BRIEF :: Select the lines that hold the word "aeris" and copy each one.

** start of DATA ENTRIES **

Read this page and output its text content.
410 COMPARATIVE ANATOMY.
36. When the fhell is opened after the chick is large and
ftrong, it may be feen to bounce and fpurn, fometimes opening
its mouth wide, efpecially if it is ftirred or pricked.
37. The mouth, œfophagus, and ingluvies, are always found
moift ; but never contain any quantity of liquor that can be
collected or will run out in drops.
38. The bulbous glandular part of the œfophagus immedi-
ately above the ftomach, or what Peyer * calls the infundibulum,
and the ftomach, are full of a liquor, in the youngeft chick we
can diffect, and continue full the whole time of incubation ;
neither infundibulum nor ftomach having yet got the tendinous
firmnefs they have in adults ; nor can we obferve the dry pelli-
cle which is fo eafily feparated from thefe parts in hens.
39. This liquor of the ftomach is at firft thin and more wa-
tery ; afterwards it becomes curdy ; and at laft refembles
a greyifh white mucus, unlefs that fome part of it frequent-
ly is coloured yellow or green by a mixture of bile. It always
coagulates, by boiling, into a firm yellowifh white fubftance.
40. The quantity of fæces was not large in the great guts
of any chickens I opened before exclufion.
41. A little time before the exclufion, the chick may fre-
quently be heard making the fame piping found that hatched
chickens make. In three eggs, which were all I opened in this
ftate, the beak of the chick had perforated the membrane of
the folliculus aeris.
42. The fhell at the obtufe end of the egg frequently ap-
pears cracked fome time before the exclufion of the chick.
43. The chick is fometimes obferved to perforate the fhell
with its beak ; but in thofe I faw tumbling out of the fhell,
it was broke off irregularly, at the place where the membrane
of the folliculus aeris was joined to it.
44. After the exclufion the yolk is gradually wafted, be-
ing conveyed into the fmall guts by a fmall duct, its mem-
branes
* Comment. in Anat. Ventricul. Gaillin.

** end of DATA ENTRIES **

ANSWER TO THIS PROBLEM ::
the folliculus aeris.
of the folliculus aeris was joined to it.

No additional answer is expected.